# [Work required]
Pick out each line containing the string "Proses".

Dataset entries:
--

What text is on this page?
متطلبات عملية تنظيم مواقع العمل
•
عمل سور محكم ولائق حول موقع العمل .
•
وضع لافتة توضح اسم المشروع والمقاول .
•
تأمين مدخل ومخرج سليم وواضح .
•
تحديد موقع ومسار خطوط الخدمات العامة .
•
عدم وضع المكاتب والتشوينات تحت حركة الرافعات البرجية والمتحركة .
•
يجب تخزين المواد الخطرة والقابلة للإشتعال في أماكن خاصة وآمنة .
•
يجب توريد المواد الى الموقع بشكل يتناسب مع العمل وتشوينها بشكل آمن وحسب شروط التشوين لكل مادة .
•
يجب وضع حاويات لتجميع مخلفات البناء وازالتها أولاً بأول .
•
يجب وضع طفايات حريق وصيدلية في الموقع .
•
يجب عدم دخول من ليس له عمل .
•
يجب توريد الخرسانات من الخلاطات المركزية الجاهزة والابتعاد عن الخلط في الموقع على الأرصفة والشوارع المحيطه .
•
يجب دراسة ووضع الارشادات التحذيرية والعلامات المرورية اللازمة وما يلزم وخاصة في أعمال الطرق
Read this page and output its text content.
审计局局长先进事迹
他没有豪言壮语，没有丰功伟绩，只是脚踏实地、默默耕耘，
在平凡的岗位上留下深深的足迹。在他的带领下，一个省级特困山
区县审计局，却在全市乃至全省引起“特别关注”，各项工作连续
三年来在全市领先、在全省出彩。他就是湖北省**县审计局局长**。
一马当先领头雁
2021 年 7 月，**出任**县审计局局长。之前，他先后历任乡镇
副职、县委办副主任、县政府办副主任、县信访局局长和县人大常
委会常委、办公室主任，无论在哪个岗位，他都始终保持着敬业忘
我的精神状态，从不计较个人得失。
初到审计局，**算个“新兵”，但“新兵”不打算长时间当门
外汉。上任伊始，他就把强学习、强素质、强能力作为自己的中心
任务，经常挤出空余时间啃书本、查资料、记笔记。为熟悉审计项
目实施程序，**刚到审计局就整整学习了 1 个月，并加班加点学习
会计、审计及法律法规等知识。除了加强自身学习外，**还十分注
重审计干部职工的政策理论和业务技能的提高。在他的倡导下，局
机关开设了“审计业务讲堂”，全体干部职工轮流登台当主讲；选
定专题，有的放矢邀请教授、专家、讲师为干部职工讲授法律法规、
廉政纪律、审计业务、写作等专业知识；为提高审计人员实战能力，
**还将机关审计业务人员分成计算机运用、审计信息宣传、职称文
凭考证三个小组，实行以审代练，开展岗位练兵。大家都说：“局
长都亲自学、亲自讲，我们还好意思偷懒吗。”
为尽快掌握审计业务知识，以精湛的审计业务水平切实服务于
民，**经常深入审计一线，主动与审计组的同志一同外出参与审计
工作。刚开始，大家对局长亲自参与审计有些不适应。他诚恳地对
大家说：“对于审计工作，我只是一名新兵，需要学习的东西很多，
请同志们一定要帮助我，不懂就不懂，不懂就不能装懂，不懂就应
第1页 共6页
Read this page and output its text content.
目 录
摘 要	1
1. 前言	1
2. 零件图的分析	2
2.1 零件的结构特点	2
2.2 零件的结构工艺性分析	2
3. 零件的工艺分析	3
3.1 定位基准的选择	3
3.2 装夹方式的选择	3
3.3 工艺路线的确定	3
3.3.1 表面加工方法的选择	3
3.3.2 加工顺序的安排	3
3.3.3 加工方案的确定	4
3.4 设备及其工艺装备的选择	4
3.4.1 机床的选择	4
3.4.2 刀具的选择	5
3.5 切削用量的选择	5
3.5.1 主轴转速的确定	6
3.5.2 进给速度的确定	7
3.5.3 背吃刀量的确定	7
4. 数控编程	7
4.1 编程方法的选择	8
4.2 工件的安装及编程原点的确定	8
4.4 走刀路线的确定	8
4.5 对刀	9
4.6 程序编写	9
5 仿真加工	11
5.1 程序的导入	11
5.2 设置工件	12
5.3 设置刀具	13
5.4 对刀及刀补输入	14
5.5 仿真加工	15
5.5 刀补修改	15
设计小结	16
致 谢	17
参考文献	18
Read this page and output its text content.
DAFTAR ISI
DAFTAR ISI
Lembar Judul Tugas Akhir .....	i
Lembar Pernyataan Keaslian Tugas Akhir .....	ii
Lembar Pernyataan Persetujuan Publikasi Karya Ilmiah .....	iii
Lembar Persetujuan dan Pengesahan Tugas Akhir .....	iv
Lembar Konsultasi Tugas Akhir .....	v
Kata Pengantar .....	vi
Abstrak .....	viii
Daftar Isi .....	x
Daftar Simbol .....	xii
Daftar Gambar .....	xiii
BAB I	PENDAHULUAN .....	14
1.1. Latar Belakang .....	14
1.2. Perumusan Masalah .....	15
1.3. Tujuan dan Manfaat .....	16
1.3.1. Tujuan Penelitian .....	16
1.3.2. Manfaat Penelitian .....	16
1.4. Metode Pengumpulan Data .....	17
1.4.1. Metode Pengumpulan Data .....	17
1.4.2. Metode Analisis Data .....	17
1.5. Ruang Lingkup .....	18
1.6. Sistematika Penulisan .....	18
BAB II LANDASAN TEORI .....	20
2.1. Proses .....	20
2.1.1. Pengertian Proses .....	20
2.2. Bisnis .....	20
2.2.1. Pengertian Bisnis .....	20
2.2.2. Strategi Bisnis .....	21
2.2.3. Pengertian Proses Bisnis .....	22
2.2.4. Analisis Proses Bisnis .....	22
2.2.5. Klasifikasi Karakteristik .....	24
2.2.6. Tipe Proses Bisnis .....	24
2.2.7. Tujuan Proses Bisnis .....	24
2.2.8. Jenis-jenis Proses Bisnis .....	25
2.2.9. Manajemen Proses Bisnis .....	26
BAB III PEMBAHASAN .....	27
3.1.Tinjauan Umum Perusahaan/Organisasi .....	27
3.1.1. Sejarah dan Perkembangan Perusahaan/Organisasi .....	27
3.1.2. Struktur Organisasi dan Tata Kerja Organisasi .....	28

--

# [Correct response]
2.1. Proses .....	20
2.1.1. Pengertian Proses .....	20
2.2.3. Pengertian Proses Bisnis .....	22
2.2.4. Analisis Proses Bisnis .....	22
2.2.6. Tipe Proses Bisnis .....	24
2.2.7. Tujuan Proses Bisnis .....	24
2.2.8. Jenis-jenis Proses Bisnis .....	25
2.2.9. Manajemen Proses Bisnis .....	26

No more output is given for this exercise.